> **Data to use**:
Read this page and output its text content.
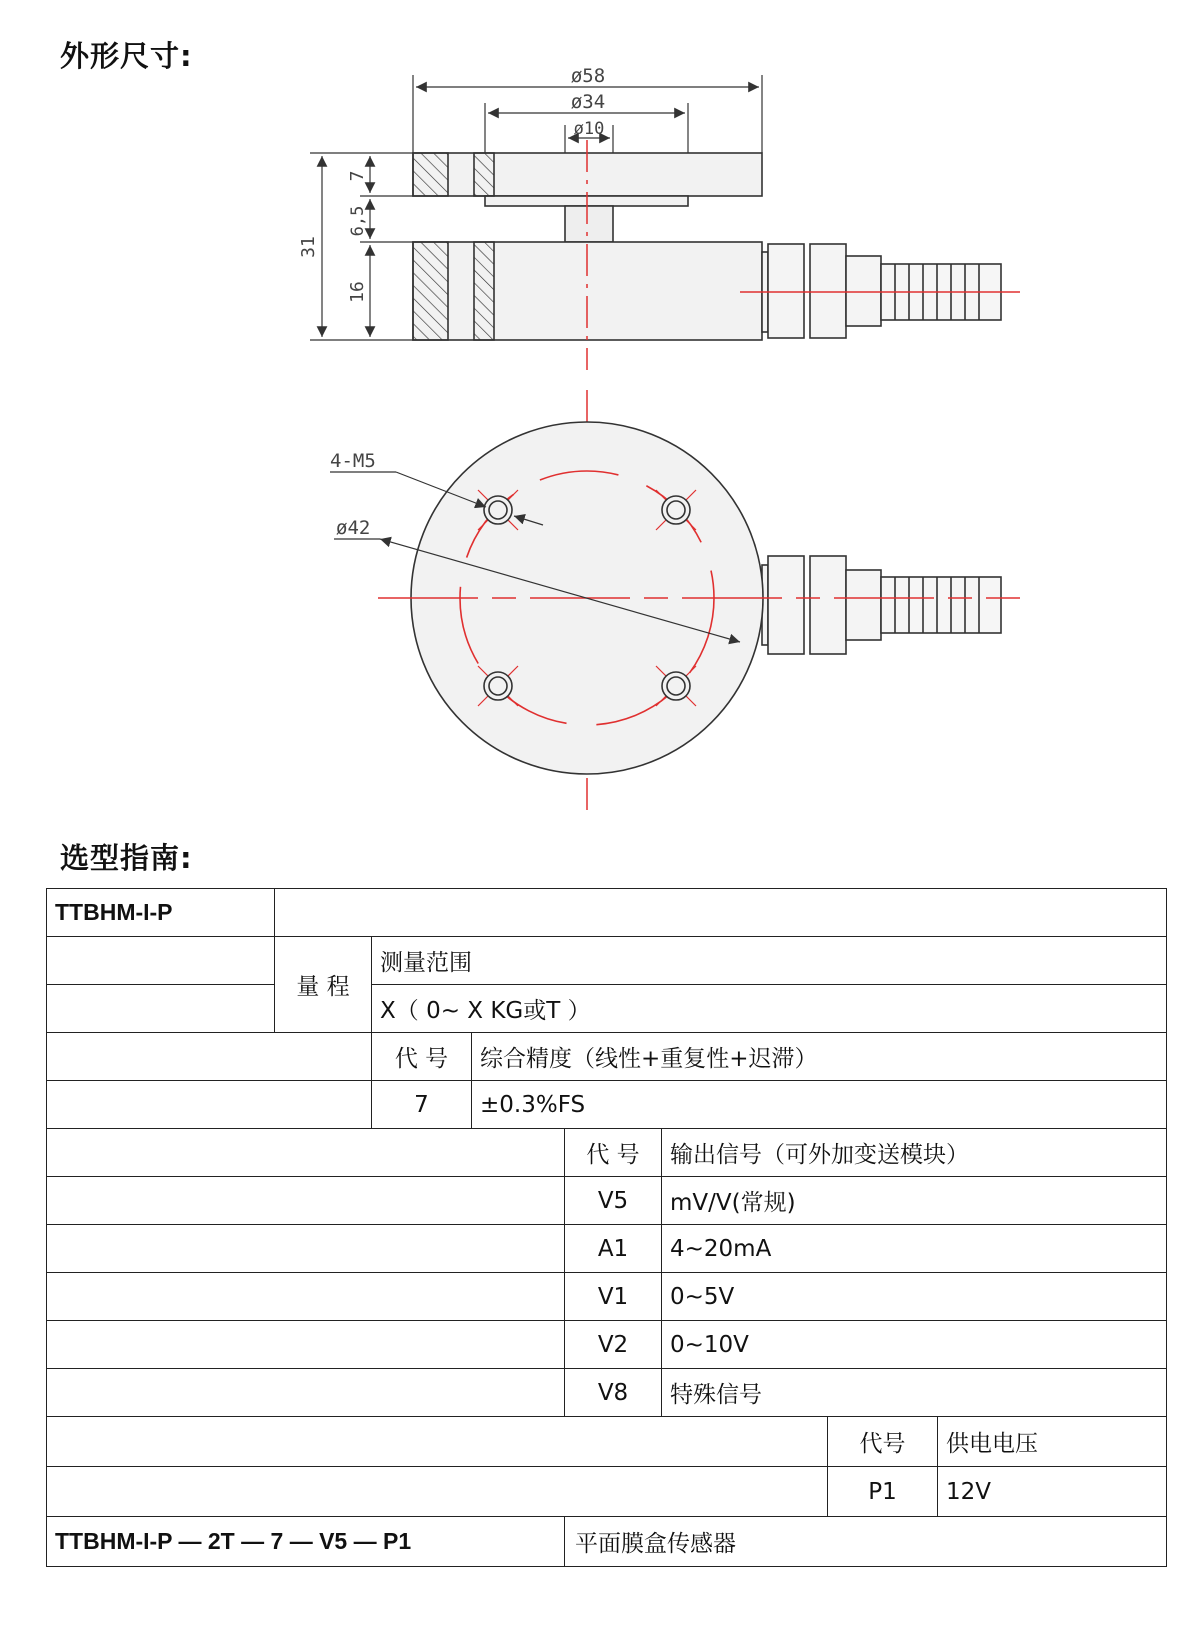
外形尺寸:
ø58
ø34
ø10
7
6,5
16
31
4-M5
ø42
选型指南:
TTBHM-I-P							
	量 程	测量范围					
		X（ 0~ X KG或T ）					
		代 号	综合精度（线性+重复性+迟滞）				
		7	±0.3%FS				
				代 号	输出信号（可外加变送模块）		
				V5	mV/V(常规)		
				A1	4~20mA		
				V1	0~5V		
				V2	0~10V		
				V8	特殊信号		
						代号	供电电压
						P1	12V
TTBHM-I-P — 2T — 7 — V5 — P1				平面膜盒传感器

> **Work instructions**:
Can you restate all the records above word for word while dropping the pictures?

> **Complete response**:
Read this page and output its text content.
外形尺寸:
ø58
ø34
ø10
7
6,5
16
31
4-M5
ø42
选型指南:
TTBHM-I-P							
	量 程	测量范围					
		X（ 0~ X KG或T ）					
		代 号	综合精度（线性+重复性+迟滞）				
		7	±0.3%FS				
				代 号	输出信号（可外加变送模块）		
				V5	mV/V(常规)		
				A1	4~20mA		
				V1	0~5V		
				V2	0~10V		
				V8	特殊信号		
						代号	供电电压
						P1	12V
TTBHM-I-P — 2T — 7 — V5 — P1				平面膜盒传感器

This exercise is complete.